→ EXERCISE DETAILS:
In the post about imaging sunspots, what angle did the author later find was the correct answer for the spot's movement?

The Sun

astro
Author

Pat McCavana

Published

March 25, 2026

Sunny day, let’s image.

Sun Spotting

With the sun sunning again and after two days of learning all the stuff I should have done pre-retirement, let’s get the S50 out again.

I had tried to track the sun last week, but I summed all the images rather than stacking them, so today I’ll keep it simple. Image the sun early and late in the day, so I can see if there is any relative motion of the sun spots.
The early session had a fair bit of cloud so I took a video of it since it looks atmospheric ,:-).

I downloaded it and asked gemini to provide some melodic music to go with it, its sense of melodic seems a bit mechanistic, maybe unsurprisingly.

AI generated music

The sun spot images

9:18 am 5:44 pm
nine eighteen five forty four

It great being surprised! My naivety in believing they would be virtually the same. Of course it’s rotated, because the earth is rotating and I’ve turned over ninety degrees. There are plenty of images of today’s sun and one of them is shown below, these images seemingly are always rotated so that the North Pole of the sun is at the top. North aligned sun today.

The bottoms spots are horizontal so that gives me a line on my images that I can check if the big bottom spot has moved relative to the suns edge. Using Inkscape I get this

9:18 am 5:44 pm

So lets see the angle variation the spot has experienced,

radius = 279/2

spot_A_distance = radius - 56.6
spot_B_distance = radius - 68.7

spot_A_angle = np.arcsin(spot_A_distance/radius)
spot_B_angle = np.arcsin(spot_B_distance/radius)

np.degrees(spot_A_angle-spot_B_angle)

5.9

Found out the actual answer I should have got was 4.6 degrees, so not too bad for a visual estimate.

[Dataset entries]
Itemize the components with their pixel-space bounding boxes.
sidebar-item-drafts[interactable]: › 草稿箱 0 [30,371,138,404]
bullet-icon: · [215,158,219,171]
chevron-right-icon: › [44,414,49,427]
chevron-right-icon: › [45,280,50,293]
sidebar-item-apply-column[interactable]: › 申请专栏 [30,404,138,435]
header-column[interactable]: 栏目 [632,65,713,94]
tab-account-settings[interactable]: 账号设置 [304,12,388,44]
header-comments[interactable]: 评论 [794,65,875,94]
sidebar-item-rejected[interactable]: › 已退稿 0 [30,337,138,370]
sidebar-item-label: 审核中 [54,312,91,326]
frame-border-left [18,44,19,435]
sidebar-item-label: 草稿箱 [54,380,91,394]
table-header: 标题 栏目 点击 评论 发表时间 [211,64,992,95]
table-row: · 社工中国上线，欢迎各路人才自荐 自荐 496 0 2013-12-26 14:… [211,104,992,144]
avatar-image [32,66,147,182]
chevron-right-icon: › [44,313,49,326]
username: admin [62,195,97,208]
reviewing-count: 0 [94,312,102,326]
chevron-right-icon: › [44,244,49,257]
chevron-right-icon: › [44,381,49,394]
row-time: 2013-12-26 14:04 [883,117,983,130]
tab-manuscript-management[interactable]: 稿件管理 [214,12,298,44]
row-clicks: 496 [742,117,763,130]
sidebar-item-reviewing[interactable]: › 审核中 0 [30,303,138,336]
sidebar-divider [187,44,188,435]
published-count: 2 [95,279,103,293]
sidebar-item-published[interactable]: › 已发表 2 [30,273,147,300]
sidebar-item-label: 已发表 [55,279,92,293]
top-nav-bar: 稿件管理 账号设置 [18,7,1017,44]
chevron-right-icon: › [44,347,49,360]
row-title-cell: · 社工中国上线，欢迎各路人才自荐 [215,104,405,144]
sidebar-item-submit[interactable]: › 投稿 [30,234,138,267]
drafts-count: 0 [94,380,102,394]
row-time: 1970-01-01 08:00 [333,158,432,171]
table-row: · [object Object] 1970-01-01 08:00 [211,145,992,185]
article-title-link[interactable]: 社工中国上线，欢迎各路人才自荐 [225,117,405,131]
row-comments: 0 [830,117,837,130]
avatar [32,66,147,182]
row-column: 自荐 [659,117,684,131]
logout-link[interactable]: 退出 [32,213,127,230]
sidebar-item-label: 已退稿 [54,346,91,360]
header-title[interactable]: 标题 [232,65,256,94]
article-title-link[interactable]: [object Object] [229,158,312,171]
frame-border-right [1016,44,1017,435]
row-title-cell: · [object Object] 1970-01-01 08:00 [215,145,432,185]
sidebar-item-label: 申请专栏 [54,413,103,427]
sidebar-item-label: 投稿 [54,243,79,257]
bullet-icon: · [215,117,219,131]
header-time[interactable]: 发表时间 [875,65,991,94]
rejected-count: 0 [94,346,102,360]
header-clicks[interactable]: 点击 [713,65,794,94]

→ ANSWER BELOW:
4.6 degrees.